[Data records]
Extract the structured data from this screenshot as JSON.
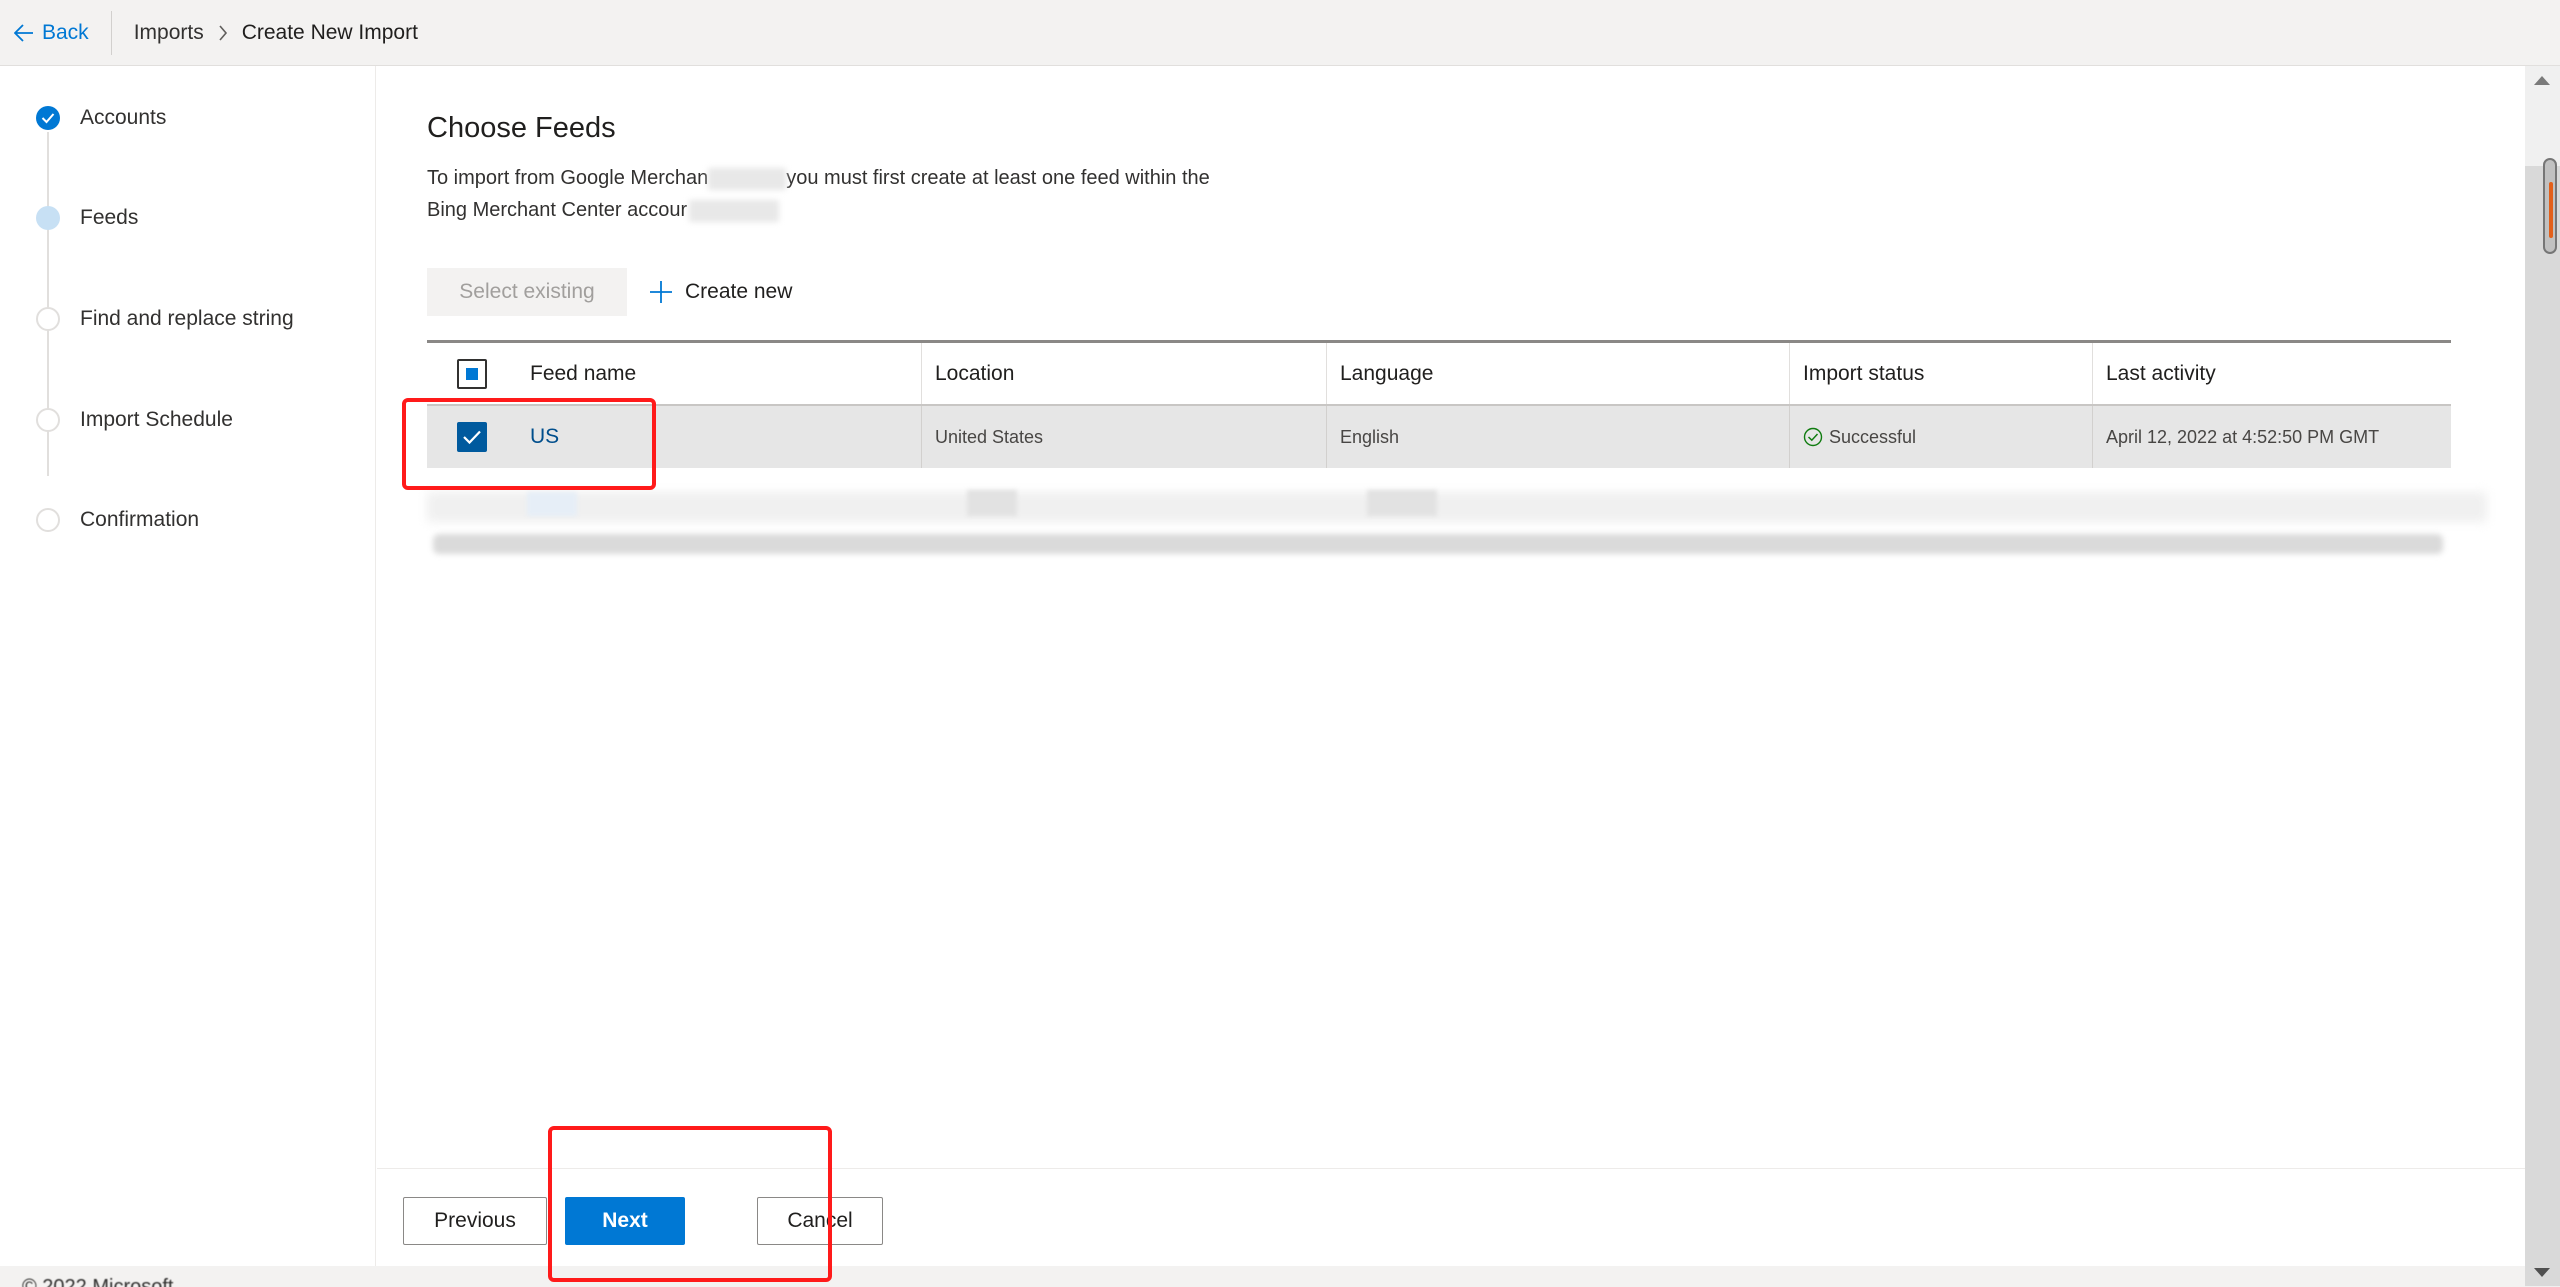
{
  "header": {
    "back_label": "Back",
    "breadcrumb": [
      "Imports",
      "Create New Import"
    ]
  },
  "stepper": {
    "steps": [
      {
        "label": "Accounts",
        "state": "done"
      },
      {
        "label": "Feeds",
        "state": "current"
      },
      {
        "label": "Find and replace string",
        "state": "todo"
      },
      {
        "label": "Import Schedule",
        "state": "todo"
      },
      {
        "label": "Confirmation",
        "state": "todo"
      }
    ]
  },
  "main": {
    "title": "Choose Feeds",
    "description_line1_a": "To import from Google Merchan",
    "description_line1_b": "you must first create at least one feed within the",
    "description_line2": "Bing Merchant Center accour",
    "select_existing_label": "Select existing",
    "create_new_label": "Create new"
  },
  "table": {
    "columns": [
      "Feed name",
      "Location",
      "Language",
      "Import status",
      "Last activity"
    ],
    "rows": [
      {
        "feed_name": "US",
        "location": "United States",
        "language": "English",
        "import_status": "Successful",
        "last_activity": "April 12, 2022 at 4:52:50 PM GMT",
        "selected": true
      }
    ]
  },
  "footer": {
    "previous_label": "Previous",
    "next_label": "Next",
    "cancel_label": "Cancel",
    "copyright": "© 2022 Microsoft"
  },
  "colors": {
    "accent": "#0078d4",
    "annotation": "#ff1a1a",
    "success": "#107c10"
  }
}
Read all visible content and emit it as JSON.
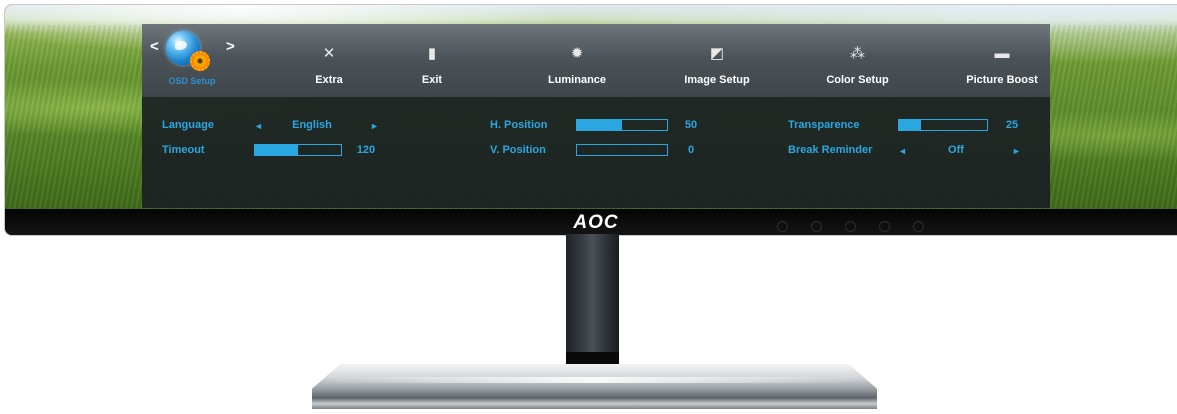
{
  "brand": {
    "logo": "AOC"
  },
  "osd": {
    "tabs": [
      {
        "label": "OSD Setup",
        "icon": "globe-gear-icon",
        "selected": true
      },
      {
        "label": "Extra",
        "icon": "tools-icon"
      },
      {
        "label": "Exit",
        "icon": "exit-door-icon"
      },
      {
        "label": "Luminance",
        "icon": "brightness-icon"
      },
      {
        "label": "Image Setup",
        "icon": "image-setup-icon"
      },
      {
        "label": "Color Setup",
        "icon": "color-dots-icon"
      },
      {
        "label": "Picture Boost",
        "icon": "picture-boost-icon"
      }
    ],
    "nav": {
      "prev": "<",
      "next": ">"
    },
    "settings": {
      "language": {
        "label": "Language",
        "value": "English",
        "left": "◄",
        "right": "►"
      },
      "timeout": {
        "label": "Timeout",
        "value": "120",
        "level": 0.5
      },
      "h_position": {
        "label": "H. Position",
        "value": "50",
        "level": 0.5
      },
      "v_position": {
        "label": "V. Position",
        "value": "0",
        "level": 0.0
      },
      "transparence": {
        "label": "Transparence",
        "value": "25",
        "level": 0.25
      },
      "break_reminder": {
        "label": "Break Reminder",
        "value": "Off",
        "left": "◄",
        "right": "►"
      }
    }
  },
  "colors": {
    "accent": "#2aa7e0",
    "osd_bg": "#1b2024",
    "tab_bg": "#4c5459"
  }
}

**TASK BRIEF**
Find the string "icon" in the records, then copy each line where it occurs.

**WORKED SOLUTION**
        "icon": "globe-gear-icon",
        "icon": "tools-icon"
        "icon": "exit-door-icon"
        "icon": "brightness-icon"
        "icon": "image-setup-icon"
        "icon": "color-dots-icon"
        "icon": "picture-boost-icon"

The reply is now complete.